## GIVEN REQUEST
Show all lines of the listing that hold the word "Devolução".

## AVAILABLE RECORDS

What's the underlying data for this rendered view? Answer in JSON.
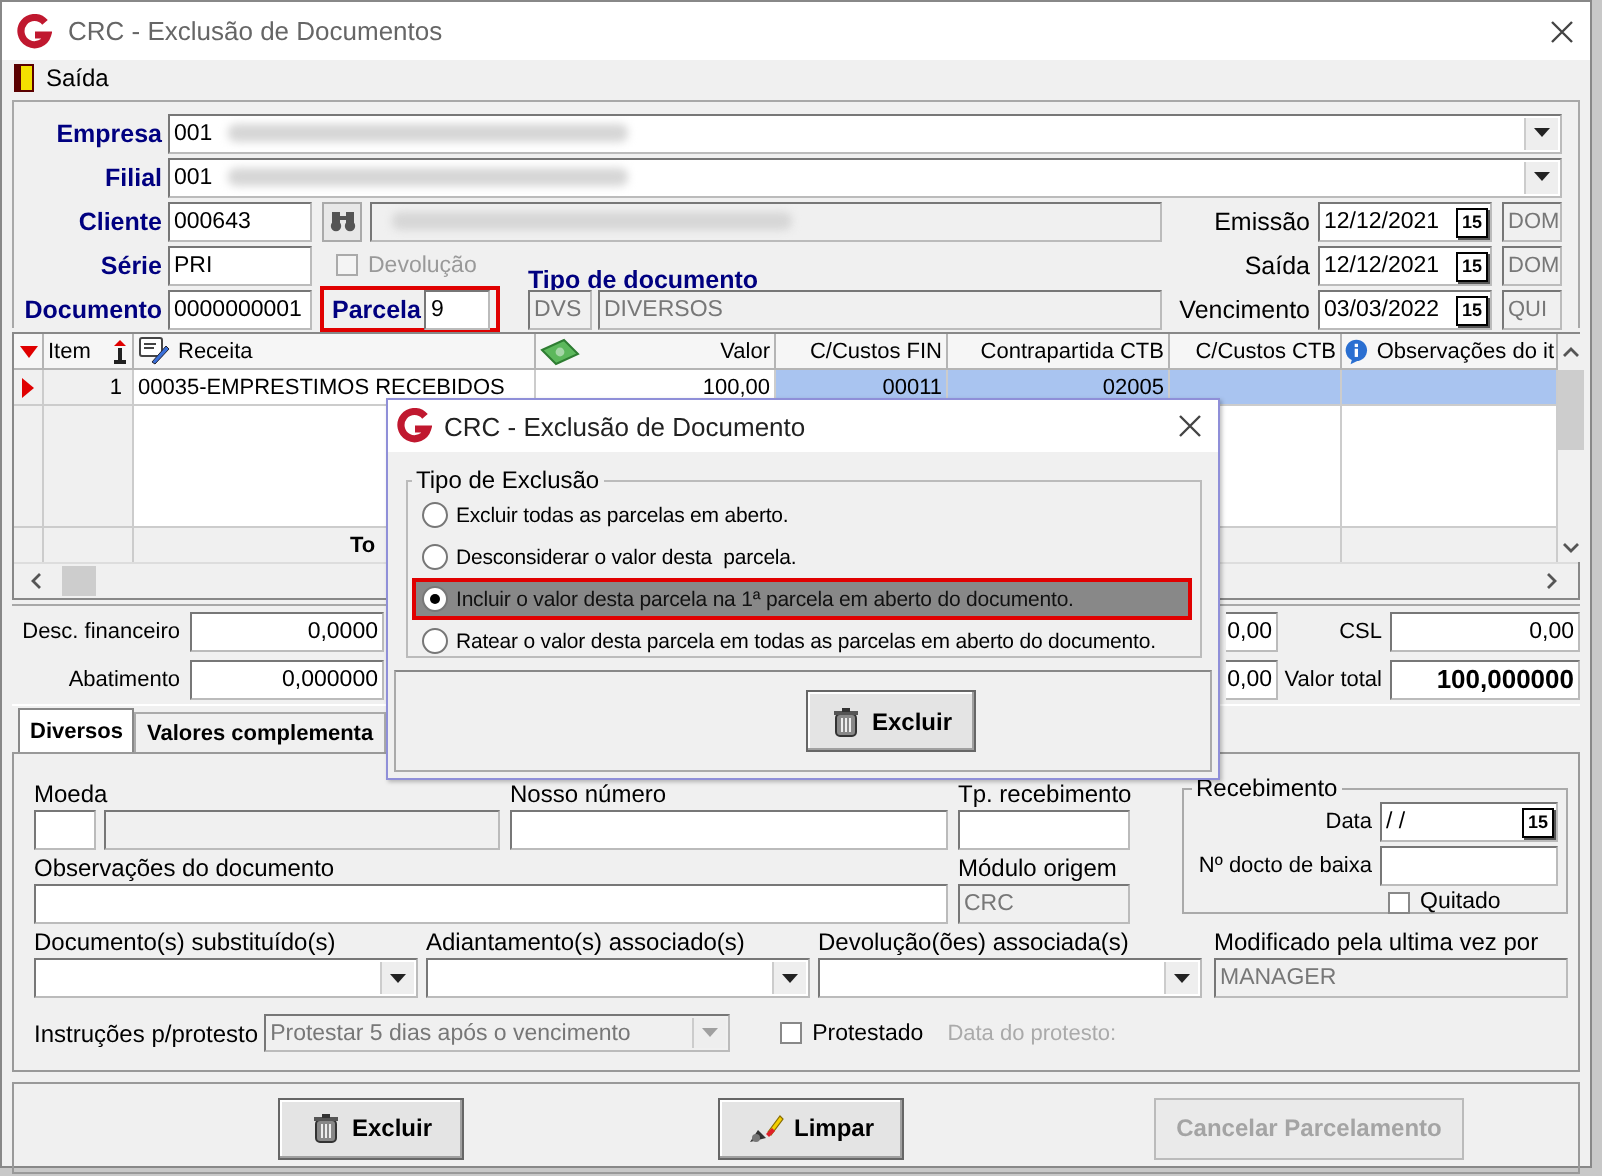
{
  "window": {
    "title": "CRC - Exclusão de Documentos"
  },
  "menu": [
    {
      "label": "Saída"
    }
  ],
  "header": {
    "empresa": {
      "label": "Empresa",
      "value": "001",
      "redacted": true
    },
    "filial": {
      "label": "Filial",
      "value": "001",
      "redacted": true
    },
    "cliente": {
      "label": "Cliente",
      "code": "000643",
      "redacted": true
    },
    "serie": {
      "label": "Série",
      "value": "PRI"
    },
    "devolucao": {
      "label": "Devolução",
      "checked": false,
      "disabled": true
    },
    "tipo_documento_label": "Tipo de documento",
    "documento": {
      "label": "Documento",
      "value": "0000000001"
    },
    "parcela": {
      "label": "Parcela",
      "value": "9",
      "highlighted": true
    },
    "tipo_documento": {
      "code": "DVS",
      "name": "DIVERSOS",
      "disabled": true
    },
    "dates": [
      {
        "label": "Emissão",
        "value": "12/12/2021",
        "calendar": "15",
        "weekday": "DOM"
      },
      {
        "label": "Saída",
        "value": "12/12/2021",
        "calendar": "15",
        "weekday": "DOM"
      },
      {
        "label": "Vencimento",
        "value": "03/03/2022",
        "calendar": "15",
        "weekday": "QUI"
      }
    ]
  },
  "grid": {
    "columns": [
      {
        "label": "Item"
      },
      {
        "label": "Receita"
      },
      {
        "label": "Valor"
      },
      {
        "label": "C/Custos FIN"
      },
      {
        "label": "Contrapartida CTB"
      },
      {
        "label": "C/Custos CTB"
      },
      {
        "label": "Observações do it"
      }
    ],
    "rows": [
      {
        "selected": true,
        "cells": [
          "1",
          "00035-EMPRESTIMOS RECEBIDOS",
          "100,00",
          "00011",
          "02005"
        ]
      }
    ],
    "footer": "To"
  },
  "totals": [
    {
      "label": "Desc. financeiro",
      "value": "0,0000",
      "column_3": "0,00",
      "label_2": "CSL",
      "value_2": "0,00",
      "emphasized": false
    },
    {
      "label": "Abatimento",
      "value": "0,000000",
      "column_3": "0,00",
      "label_2": "Valor total",
      "value_2": "100,000000",
      "emphasized": true
    }
  ],
  "tabs": [
    {
      "label": "Diversos",
      "selected": true
    },
    {
      "label": "Valores complementa",
      "selected": false
    }
  ],
  "diversos": {
    "moeda": {
      "label": "Moeda"
    },
    "nosso_numero": {
      "label": "Nosso número"
    },
    "tp_recebimento": {
      "label": "Tp. recebimento"
    },
    "observacoes": {
      "label": "Observações do documento"
    },
    "modulo_origem": {
      "label": "Módulo origem",
      "value": "CRC",
      "disabled": true
    },
    "recebimento": {
      "title": "Recebimento",
      "data": {
        "label": "Data",
        "value": "/ /",
        "calendar": "15"
      },
      "docto_baixa": {
        "label": "Nº docto de baixa"
      },
      "quitado": {
        "label": "Quitado",
        "checked": false
      }
    },
    "combos": [
      {
        "label": "Documento(s) substituído(s)"
      },
      {
        "label": "Adiantamento(s) associado(s)"
      },
      {
        "label": "Devolução(ões) associada(s)"
      }
    ],
    "modificado": {
      "label": "Modificado pela ultima vez por",
      "value": "MANAGER",
      "disabled": true
    },
    "instrucoes": {
      "label": "Instruções p/protesto",
      "value": "Protestar 5 dias após o vencimento",
      "disabled": true
    },
    "protestado": {
      "label": "Protestado",
      "checked": false
    },
    "data_protesto": {
      "label": "Data do protesto:",
      "disabled": true
    }
  },
  "buttons": [
    {
      "label": "Excluir",
      "kind": "trash",
      "disabled": false
    },
    {
      "label": "Limpar",
      "kind": "eraser",
      "disabled": false
    },
    {
      "label": "Cancelar Parcelamento",
      "kind": "plain",
      "disabled": true
    }
  ],
  "dialog": {
    "title": "CRC - Exclusão de Documento",
    "group": "Tipo de Exclusão",
    "options": [
      {
        "label": "Excluir todas as parcelas em aberto.",
        "selected": false,
        "highlighted": false
      },
      {
        "label": "Desconsiderar o valor desta  parcela.",
        "selected": false,
        "highlighted": false
      },
      {
        "label": "Incluir o valor desta parcela na 1ª parcela em aberto do documento.",
        "selected": true,
        "highlighted": true
      },
      {
        "label": "Ratear o valor desta parcela em todas as parcelas em aberto do documento.",
        "selected": false,
        "highlighted": false
      }
    ],
    "button": {
      "label": "Excluir",
      "kind": "trash"
    }
  }
}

## THE COMPLETED TASK
      "label": "Devolução",
        "label": "Devolução(ões) associada(s)"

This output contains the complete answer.